* BRIEF *
The records below must be transcribed exactly. Do not include the pictures.

(Rows from a dataset)
'''

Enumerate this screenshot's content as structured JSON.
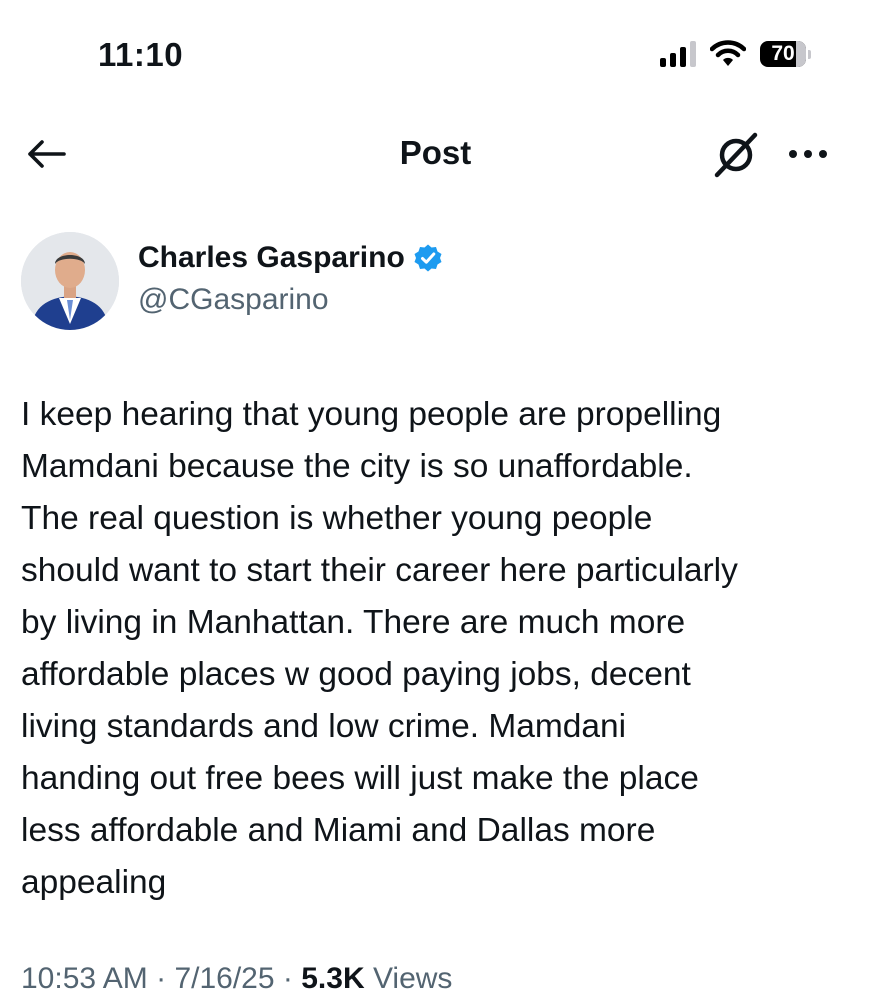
{
  "status_bar": {
    "time": "11:10",
    "battery": "70",
    "battery_level_percent": 70
  },
  "nav": {
    "title": "Post",
    "icons": [
      "back-arrow-icon",
      "grok-icon",
      "more-icon"
    ]
  },
  "author": {
    "name": "Charles Gasparino",
    "handle": "@CGasparino",
    "verified": true,
    "verified_color": "#1d9bf0"
  },
  "post": {
    "lines": [
      "I keep hearing that young people are propelling",
      "Mamdani because the city is so unaffordable.",
      "The real question is whether young people",
      "should want to start their career here particularly",
      "by living in Manhattan. There are much more",
      "affordable places w good paying jobs, decent",
      "living standards and low crime. Mamdani",
      "handing out free bees will just make the place",
      "less affordable and Miami and Dallas more",
      "appealing"
    ]
  },
  "meta": {
    "time": "10:53 AM",
    "separator": "·",
    "date": "7/16/25",
    "views_count": "5.3K",
    "views_label": "Views"
  },
  "colors": {
    "text": "#0f1419",
    "secondary": "#536471",
    "accent": "#1d9bf0"
  }
}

'''

* TASK OUTPUT *
Enumerate this screenshot's content as structured JSON.
{
  "status_bar": {
    "time": "11:10",
    "battery": "70",
    "battery_level_percent": 70
  },
  "nav": {
    "title": "Post",
    "icons": [
      "back-arrow-icon",
      "grok-icon",
      "more-icon"
    ]
  },
  "author": {
    "name": "Charles Gasparino",
    "handle": "@CGasparino",
    "verified": true,
    "verified_color": "#1d9bf0"
  },
  "post": {
    "lines": [
      "I keep hearing that young people are propelling",
      "Mamdani because the city is so unaffordable.",
      "The real question is whether young people",
      "should want to start their career here particularly",
      "by living in Manhattan. There are much more",
      "affordable places w good paying jobs, decent",
      "living standards and low crime. Mamdani",
      "handing out free bees will just make the place",
      "less affordable and Miami and Dallas more",
      "appealing"
    ]
  },
  "meta": {
    "time": "10:53 AM",
    "separator": "·",
    "date": "7/16/25",
    "views_count": "5.3K",
    "views_label": "Views"
  },
  "colors": {
    "text": "#0f1419",
    "secondary": "#536471",
    "accent": "#1d9bf0"
  }
}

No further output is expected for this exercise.